> SOURCE RECORDS

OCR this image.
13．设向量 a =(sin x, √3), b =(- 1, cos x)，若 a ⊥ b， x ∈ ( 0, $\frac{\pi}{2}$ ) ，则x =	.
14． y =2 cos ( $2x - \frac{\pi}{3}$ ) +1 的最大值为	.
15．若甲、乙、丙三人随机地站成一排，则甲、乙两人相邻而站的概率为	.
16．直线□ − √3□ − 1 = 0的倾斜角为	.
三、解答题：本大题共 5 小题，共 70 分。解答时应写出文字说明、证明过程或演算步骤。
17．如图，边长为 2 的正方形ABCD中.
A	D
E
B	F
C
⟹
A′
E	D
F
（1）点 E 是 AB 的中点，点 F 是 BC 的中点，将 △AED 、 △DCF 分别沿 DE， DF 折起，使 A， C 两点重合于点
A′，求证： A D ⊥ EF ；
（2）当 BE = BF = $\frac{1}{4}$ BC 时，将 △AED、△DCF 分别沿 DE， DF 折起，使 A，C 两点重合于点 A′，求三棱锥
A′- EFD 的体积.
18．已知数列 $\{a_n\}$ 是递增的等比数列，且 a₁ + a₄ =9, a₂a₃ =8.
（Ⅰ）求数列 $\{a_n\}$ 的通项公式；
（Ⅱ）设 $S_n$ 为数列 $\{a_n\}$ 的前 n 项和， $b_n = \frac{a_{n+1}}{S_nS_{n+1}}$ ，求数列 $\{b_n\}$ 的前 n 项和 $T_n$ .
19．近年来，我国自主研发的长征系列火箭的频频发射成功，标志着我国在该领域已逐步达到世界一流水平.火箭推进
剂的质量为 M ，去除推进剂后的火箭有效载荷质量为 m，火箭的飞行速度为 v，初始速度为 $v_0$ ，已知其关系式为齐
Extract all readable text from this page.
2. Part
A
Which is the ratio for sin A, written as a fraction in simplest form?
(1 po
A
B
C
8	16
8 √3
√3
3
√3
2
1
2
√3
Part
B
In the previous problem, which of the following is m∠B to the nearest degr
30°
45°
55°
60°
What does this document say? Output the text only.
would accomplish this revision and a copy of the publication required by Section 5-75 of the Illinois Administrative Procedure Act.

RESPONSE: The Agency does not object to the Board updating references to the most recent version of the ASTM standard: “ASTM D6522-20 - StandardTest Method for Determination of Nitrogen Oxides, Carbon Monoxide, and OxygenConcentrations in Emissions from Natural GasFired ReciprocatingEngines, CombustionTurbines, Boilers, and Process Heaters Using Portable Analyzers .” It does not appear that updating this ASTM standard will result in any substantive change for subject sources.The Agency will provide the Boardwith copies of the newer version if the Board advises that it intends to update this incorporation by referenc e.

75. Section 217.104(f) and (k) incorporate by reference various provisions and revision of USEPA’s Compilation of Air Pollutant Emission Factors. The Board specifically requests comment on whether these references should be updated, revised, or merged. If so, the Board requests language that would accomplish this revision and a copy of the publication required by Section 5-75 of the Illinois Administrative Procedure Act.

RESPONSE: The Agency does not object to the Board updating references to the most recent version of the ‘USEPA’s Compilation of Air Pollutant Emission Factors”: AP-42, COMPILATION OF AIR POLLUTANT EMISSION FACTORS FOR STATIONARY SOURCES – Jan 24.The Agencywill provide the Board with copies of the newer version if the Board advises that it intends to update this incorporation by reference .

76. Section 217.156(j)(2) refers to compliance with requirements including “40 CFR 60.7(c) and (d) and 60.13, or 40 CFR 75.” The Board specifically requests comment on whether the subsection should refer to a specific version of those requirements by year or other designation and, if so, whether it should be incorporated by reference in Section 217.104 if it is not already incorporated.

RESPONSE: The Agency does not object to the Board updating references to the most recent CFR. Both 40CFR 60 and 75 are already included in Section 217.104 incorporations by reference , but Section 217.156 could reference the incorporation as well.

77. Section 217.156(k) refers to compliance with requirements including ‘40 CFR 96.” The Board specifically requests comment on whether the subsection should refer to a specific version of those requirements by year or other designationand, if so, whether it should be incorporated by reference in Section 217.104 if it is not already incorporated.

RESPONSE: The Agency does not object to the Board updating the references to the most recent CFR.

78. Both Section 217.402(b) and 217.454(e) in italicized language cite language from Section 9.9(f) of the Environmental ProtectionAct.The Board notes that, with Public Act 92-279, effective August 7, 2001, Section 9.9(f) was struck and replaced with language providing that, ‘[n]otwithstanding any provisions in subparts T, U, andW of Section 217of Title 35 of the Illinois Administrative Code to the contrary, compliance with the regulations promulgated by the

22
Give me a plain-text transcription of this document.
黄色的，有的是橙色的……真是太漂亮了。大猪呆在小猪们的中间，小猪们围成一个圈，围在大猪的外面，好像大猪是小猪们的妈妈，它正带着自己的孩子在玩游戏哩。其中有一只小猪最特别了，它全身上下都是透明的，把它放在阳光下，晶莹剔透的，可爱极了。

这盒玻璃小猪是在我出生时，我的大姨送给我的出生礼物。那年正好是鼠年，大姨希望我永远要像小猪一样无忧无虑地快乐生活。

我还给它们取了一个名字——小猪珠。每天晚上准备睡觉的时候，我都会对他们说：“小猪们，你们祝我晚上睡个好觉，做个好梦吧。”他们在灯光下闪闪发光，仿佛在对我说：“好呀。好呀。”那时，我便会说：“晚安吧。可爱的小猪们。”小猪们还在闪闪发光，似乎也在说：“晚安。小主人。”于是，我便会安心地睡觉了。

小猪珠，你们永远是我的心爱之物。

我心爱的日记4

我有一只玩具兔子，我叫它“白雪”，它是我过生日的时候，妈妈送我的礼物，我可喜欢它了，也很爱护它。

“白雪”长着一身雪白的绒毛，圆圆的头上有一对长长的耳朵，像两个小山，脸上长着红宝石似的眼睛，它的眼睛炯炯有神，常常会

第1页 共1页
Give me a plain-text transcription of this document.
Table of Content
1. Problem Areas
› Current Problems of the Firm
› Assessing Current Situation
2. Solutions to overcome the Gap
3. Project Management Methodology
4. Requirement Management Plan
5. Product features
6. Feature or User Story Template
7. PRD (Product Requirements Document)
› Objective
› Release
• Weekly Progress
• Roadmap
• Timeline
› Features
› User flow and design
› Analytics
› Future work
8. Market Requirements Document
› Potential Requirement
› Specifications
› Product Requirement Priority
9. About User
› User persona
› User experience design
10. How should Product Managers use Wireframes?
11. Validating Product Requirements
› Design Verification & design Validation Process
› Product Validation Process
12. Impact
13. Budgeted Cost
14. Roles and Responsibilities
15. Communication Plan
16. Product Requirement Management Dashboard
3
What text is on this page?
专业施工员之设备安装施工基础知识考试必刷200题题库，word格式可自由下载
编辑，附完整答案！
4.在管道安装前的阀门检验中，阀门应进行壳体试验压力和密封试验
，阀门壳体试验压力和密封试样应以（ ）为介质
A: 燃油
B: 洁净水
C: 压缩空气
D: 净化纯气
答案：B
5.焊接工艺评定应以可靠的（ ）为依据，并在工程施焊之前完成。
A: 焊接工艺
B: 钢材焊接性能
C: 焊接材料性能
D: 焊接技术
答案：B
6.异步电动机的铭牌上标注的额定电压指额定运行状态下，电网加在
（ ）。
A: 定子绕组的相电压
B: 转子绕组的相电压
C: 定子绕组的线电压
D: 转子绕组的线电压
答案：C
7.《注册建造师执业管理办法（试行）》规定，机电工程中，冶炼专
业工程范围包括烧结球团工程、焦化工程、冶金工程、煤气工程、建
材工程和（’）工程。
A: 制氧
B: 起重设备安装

> THE REQUEST
Pick out the lines that include the word "page" and write them out.

> OUTPUT FOR THIS TASK
Extract all readable text from this page.
What text is on this page?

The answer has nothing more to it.